TASK REQUIREMENTS:
Count every line that has the word "text" in it; give no more than the number.

EXTRACTED INFORMATION:

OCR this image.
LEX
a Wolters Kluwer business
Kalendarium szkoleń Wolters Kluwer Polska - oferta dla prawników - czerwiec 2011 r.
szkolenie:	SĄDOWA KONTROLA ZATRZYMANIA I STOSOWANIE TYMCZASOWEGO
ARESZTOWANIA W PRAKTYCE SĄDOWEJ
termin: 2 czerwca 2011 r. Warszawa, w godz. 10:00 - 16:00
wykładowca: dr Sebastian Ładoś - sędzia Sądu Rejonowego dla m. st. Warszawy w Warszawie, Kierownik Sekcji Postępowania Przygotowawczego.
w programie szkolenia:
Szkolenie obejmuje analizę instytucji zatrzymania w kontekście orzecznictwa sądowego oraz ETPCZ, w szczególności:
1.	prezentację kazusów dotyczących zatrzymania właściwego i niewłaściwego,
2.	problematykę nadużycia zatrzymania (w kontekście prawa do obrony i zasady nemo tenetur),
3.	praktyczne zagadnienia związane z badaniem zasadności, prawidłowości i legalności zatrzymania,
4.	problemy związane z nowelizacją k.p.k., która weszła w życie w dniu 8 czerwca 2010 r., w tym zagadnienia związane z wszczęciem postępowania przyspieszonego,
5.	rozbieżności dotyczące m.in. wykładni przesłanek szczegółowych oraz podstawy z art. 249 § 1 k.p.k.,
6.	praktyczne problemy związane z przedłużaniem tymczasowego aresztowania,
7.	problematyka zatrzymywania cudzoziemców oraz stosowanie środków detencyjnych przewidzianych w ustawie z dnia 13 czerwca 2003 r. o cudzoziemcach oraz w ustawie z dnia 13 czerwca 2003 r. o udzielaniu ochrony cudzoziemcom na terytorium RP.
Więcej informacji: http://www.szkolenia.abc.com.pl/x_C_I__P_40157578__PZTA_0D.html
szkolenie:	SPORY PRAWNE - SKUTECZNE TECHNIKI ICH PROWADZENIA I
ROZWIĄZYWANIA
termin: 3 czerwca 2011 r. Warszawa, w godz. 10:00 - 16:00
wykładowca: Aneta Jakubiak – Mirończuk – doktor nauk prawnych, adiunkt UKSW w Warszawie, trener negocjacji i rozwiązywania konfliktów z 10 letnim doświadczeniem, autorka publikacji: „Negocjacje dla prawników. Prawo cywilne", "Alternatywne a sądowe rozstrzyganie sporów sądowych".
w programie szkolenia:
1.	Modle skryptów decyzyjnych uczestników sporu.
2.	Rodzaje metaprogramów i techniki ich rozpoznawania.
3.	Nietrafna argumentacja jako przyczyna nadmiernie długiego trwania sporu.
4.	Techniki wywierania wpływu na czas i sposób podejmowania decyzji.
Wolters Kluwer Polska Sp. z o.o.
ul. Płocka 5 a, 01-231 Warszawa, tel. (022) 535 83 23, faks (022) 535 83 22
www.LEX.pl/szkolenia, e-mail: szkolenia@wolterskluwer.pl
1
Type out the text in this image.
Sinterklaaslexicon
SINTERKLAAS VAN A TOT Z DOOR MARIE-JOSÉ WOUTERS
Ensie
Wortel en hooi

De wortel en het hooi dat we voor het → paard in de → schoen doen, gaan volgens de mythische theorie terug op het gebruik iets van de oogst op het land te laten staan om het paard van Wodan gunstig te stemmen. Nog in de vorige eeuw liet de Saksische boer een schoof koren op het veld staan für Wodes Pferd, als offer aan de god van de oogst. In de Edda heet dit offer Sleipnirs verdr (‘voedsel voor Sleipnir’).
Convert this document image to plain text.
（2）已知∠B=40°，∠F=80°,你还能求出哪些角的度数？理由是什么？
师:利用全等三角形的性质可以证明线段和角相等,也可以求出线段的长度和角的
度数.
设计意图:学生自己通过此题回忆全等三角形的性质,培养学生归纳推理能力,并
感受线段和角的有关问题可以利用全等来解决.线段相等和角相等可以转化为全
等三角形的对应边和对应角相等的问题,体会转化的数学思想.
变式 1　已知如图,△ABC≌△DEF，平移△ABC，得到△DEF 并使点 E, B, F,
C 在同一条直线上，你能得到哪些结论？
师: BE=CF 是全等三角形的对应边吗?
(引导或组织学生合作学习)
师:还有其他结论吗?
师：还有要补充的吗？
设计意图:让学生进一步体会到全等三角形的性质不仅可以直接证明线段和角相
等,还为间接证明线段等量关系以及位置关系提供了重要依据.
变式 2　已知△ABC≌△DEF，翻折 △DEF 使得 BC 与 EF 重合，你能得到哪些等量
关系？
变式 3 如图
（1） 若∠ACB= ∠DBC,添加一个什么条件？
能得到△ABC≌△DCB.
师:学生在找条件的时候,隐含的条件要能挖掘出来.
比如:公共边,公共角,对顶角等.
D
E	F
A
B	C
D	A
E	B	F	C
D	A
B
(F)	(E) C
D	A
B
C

OUTPUT FOR THIS EXERCISE:
2